Some records
::::::
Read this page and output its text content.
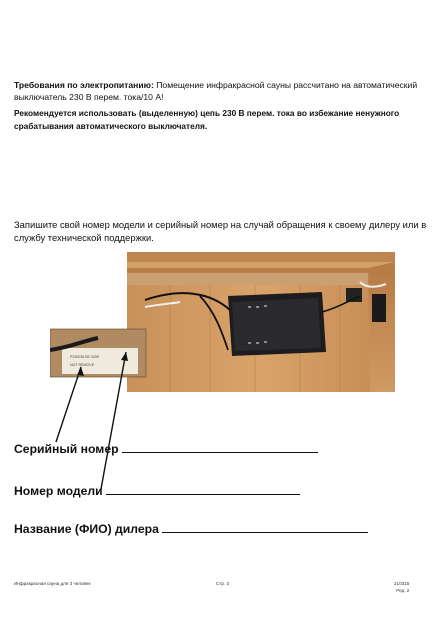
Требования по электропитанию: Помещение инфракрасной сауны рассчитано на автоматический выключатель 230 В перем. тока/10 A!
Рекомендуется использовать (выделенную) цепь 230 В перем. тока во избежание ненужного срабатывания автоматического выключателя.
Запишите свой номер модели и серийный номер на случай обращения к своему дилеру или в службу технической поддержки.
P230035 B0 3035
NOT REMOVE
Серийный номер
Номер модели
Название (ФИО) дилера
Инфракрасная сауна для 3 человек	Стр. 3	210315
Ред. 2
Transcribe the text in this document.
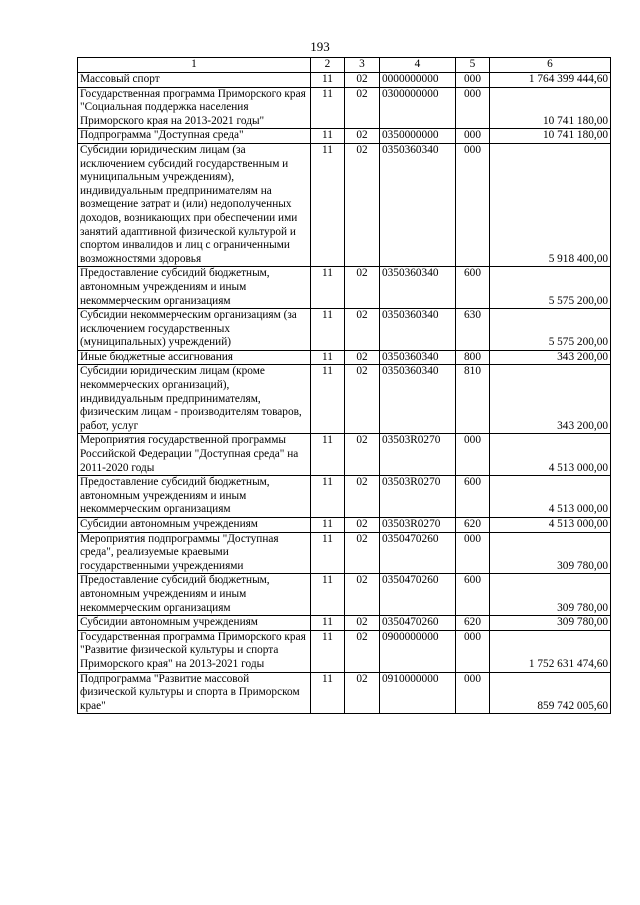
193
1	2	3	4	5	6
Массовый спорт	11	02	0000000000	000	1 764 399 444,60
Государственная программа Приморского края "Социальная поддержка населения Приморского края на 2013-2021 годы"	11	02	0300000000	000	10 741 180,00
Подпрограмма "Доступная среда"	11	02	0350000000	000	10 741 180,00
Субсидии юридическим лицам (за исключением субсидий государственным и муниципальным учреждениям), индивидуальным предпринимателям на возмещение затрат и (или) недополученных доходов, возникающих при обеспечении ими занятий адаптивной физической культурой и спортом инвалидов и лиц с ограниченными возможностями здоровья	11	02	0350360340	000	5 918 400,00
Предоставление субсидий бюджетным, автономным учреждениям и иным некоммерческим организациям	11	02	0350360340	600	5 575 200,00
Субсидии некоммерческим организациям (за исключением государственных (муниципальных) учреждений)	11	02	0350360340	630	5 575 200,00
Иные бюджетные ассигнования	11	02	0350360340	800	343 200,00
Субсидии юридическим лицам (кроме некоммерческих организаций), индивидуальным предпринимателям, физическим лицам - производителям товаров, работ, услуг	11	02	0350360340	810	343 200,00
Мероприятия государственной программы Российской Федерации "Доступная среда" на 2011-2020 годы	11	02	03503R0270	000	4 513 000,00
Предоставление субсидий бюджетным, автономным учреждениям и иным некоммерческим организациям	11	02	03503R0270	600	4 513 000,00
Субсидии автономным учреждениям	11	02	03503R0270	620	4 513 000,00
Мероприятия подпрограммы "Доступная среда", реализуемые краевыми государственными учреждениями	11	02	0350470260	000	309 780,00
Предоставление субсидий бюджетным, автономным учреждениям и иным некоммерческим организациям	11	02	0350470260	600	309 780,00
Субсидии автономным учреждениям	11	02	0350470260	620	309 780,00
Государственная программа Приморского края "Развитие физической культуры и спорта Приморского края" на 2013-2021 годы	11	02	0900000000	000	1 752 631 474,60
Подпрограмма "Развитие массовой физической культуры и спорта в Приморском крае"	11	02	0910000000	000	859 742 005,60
::::::
▶ _What is required_
Pictures in the records above should not be copied. Repeat everything else exactly.

▶ _Finished answer_
Read this page and output its text content.
Требования по электропитанию: Помещение инфракрасной сауны рассчитано на автоматический выключатель 230 В перем. тока/10 A!
Рекомендуется использовать (выделенную) цепь 230 В перем. тока во избежание ненужного срабатывания автоматического выключателя.
Запишите свой номер модели и серийный номер на случай обращения к своему дилеру или в службу технической поддержки.
P230035 B0 3035
NOT REMOVE
Серийный номер
Номер модели
Название (ФИО) дилера
Инфракрасная сауна для 3 человек	Стр. 3	210315
Ред. 2
Transcribe the text in this document.
193
1	2	3	4	5	6
Массовый спорт	11	02	0000000000	000	1 764 399 444,60
Государственная программа Приморского края "Социальная поддержка населения Приморского края на 2013-2021 годы"	11	02	0300000000	000	10 741 180,00
Подпрограмма "Доступная среда"	11	02	0350000000	000	10 741 180,00
Субсидии юридическим лицам (за исключением субсидий государственным и муниципальным учреждениям), индивидуальным предпринимателям на возмещение затрат и (или) недополученных доходов, возникающих при обеспечении ими занятий адаптивной физической культурой и спортом инвалидов и лиц с ограниченными возможностями здоровья	11	02	0350360340	000	5 918 400,00
Предоставление субсидий бюджетным, автономным учреждениям и иным некоммерческим организациям	11	02	0350360340	600	5 575 200,00
Субсидии некоммерческим организациям (за исключением государственных (муниципальных) учреждений)	11	02	0350360340	630	5 575 200,00
Иные бюджетные ассигнования	11	02	0350360340	800	343 200,00
Субсидии юридическим лицам (кроме некоммерческих организаций), индивидуальным предпринимателям, физическим лицам - производителям товаров, работ, услуг	11	02	0350360340	810	343 200,00
Мероприятия государственной программы Российской Федерации "Доступная среда" на 2011-2020 годы	11	02	03503R0270	000	4 513 000,00
Предоставление субсидий бюджетным, автономным учреждениям и иным некоммерческим организациям	11	02	03503R0270	600	4 513 000,00
Субсидии автономным учреждениям	11	02	03503R0270	620	4 513 000,00
Мероприятия подпрограммы "Доступная среда", реализуемые краевыми государственными учреждениями	11	02	0350470260	000	309 780,00
Предоставление субсидий бюджетным, автономным учреждениям и иным некоммерческим организациям	11	02	0350470260	600	309 780,00
Субсидии автономным учреждениям	11	02	0350470260	620	309 780,00
Государственная программа Приморского края "Развитие физической культуры и спорта Приморского края" на 2013-2021 годы	11	02	0900000000	000	1 752 631 474,60
Подпрограмма "Развитие массовой физической культуры и спорта в Приморском крае"	11	02	0910000000	000	859 742 005,60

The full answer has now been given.